> [Short exercise] Copy the data that follows, character for character, minus the pictures.

───

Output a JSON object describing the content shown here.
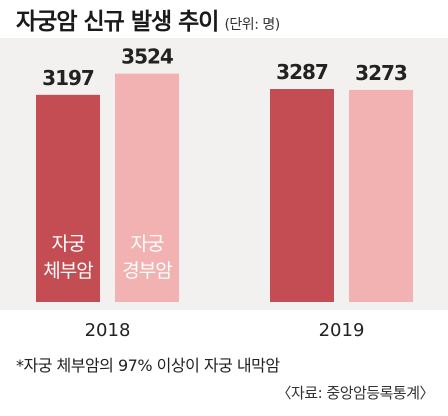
{
  "header": {
    "title": "자궁암 신규 발생 추이",
    "unit": "(단위: 명)"
  },
  "colors": {
    "panel_bg": "#f3f1ef",
    "series_1": "#c34d52",
    "series_2": "#f1b2b1",
    "text": "#222222",
    "bar_label_text": "#ffffff"
  },
  "chart_data": {
    "type": "bar",
    "title": "자궁암 신규 발생 추이",
    "unit": "(단위: 명)",
    "categories": [
      "2018",
      "2019"
    ],
    "series": [
      {
        "name": "자궁 체부암",
        "label_lines": [
          "자궁",
          "체부암"
        ],
        "values": [
          3197,
          3287
        ]
      },
      {
        "name": "자궁 경부암",
        "label_lines": [
          "자궁",
          "경부암"
        ],
        "values": [
          3524,
          3273
        ]
      }
    ],
    "legend_placement": "inside-first-group-bars",
    "grid": false
  },
  "footnote": "*자궁 체부암의 97% 이상이 자궁 내막암",
  "source": "〈자료: 중앙암등록통계〉"
}
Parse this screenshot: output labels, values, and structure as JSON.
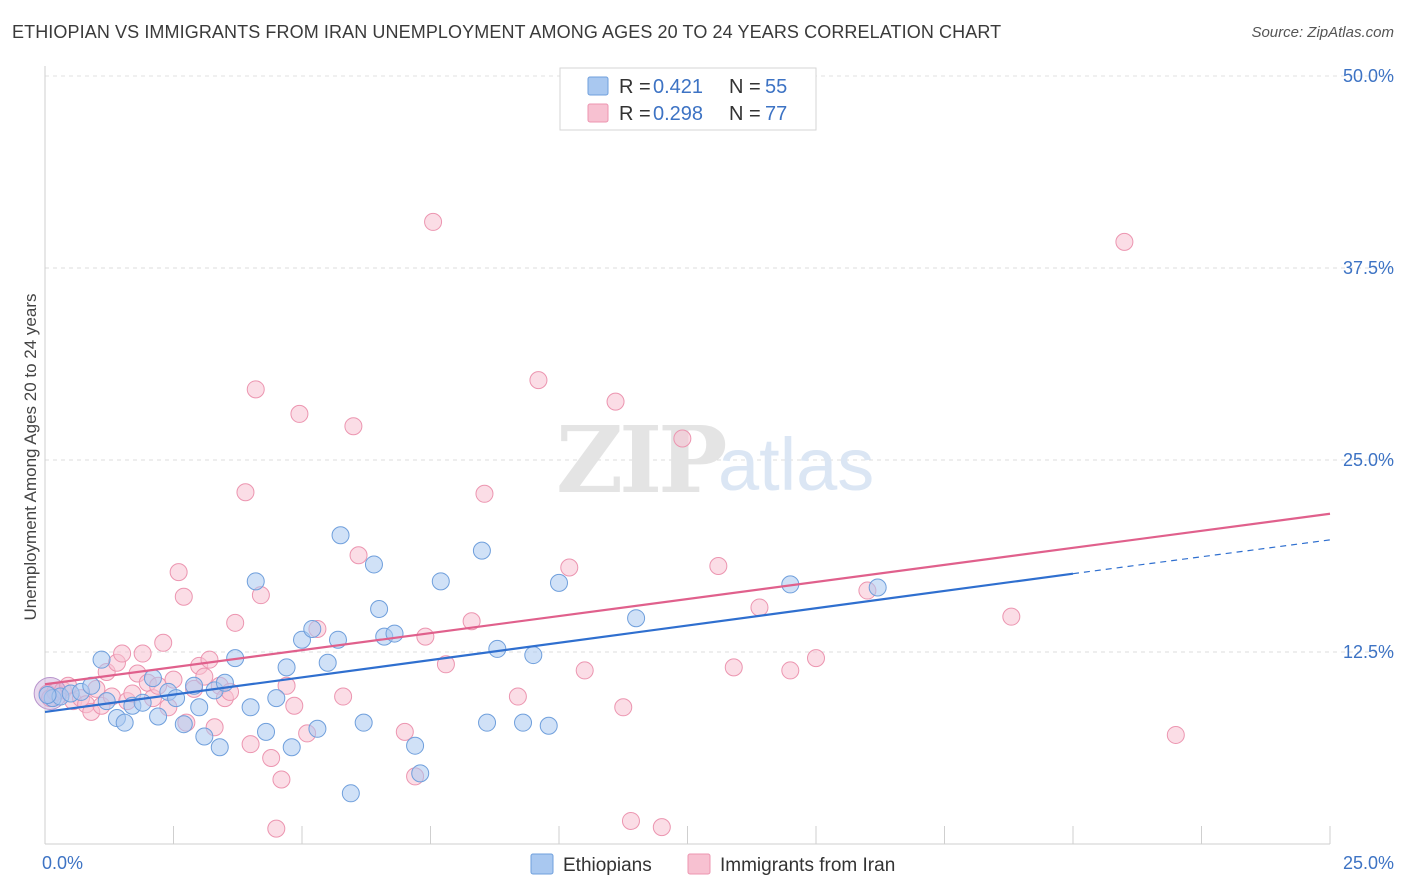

───

> [Task answer]
Output a JSON object describing the content shown here.
{
  "header": {
    "title": "자궁암 신규 발생 추이",
    "unit": "(단위: 명)"
  },
  "colors": {
    "panel_bg": "#f3f1ef",
    "series_1": "#c34d52",
    "series_2": "#f1b2b1",
    "text": "#222222",
    "bar_label_text": "#ffffff"
  },
  "chart_data": {
    "type": "bar",
    "title": "자궁암 신규 발생 추이",
    "unit": "(단위: 명)",
    "categories": [
      "2018",
      "2019"
    ],
    "series": [
      {
        "name": "자궁 체부암",
        "label_lines": [
          "자궁",
          "체부암"
        ],
        "values": [
          3197,
          3287
        ]
      },
      {
        "name": "자궁 경부암",
        "label_lines": [
          "자궁",
          "경부암"
        ],
        "values": [
          3524,
          3273
        ]
      }
    ],
    "legend_placement": "inside-first-group-bars",
    "grid": false
  },
  "footnote": "*자궁 체부암의 97% 이상이 자궁 내막암",
  "source": "〈자료: 중앙암등록통계〉"
}
Parse this screenshot: output labels, values, and structure as JSON.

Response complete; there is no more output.